## THE PROBLEM:
For every line in the records that has the word "temps", make a copy.

━━ PROVIDED RECORDS

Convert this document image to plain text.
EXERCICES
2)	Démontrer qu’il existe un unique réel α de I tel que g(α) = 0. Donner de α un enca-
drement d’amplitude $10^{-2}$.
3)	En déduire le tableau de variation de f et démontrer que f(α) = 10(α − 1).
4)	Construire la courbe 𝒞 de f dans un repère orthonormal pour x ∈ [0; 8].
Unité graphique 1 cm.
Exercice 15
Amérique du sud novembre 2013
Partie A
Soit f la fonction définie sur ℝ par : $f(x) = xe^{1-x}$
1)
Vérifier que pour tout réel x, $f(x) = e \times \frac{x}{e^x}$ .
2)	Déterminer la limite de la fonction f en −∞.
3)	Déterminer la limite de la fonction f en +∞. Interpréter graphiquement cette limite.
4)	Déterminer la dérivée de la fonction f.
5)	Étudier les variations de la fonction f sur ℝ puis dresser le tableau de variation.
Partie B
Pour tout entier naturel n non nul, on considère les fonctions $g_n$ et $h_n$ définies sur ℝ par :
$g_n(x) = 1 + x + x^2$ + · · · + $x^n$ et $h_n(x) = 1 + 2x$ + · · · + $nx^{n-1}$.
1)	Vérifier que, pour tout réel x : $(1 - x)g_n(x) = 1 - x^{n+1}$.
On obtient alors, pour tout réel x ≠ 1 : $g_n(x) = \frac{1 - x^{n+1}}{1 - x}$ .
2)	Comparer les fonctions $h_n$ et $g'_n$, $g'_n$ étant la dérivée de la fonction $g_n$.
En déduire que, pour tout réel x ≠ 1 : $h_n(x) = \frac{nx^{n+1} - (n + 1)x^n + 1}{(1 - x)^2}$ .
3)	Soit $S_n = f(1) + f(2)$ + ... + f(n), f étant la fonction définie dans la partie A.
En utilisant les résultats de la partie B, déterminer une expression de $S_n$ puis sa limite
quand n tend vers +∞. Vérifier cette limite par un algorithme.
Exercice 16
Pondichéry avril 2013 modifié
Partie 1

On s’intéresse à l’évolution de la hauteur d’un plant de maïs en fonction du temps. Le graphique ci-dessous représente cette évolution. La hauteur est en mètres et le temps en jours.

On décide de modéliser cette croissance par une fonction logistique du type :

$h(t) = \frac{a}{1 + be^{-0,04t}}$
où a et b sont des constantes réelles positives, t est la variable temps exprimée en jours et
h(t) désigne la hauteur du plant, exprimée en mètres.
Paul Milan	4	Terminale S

━━━━

## TASK RESULT:
On s’intéresse à l’évolution de la hauteur d’un plant de maïs en fonction du temps. Le graphique ci-dessous représente cette évolution. La hauteur est en mètres et le temps en jours.
où a et b sont des constantes réelles positives, t est la variable temps exprimée en jours et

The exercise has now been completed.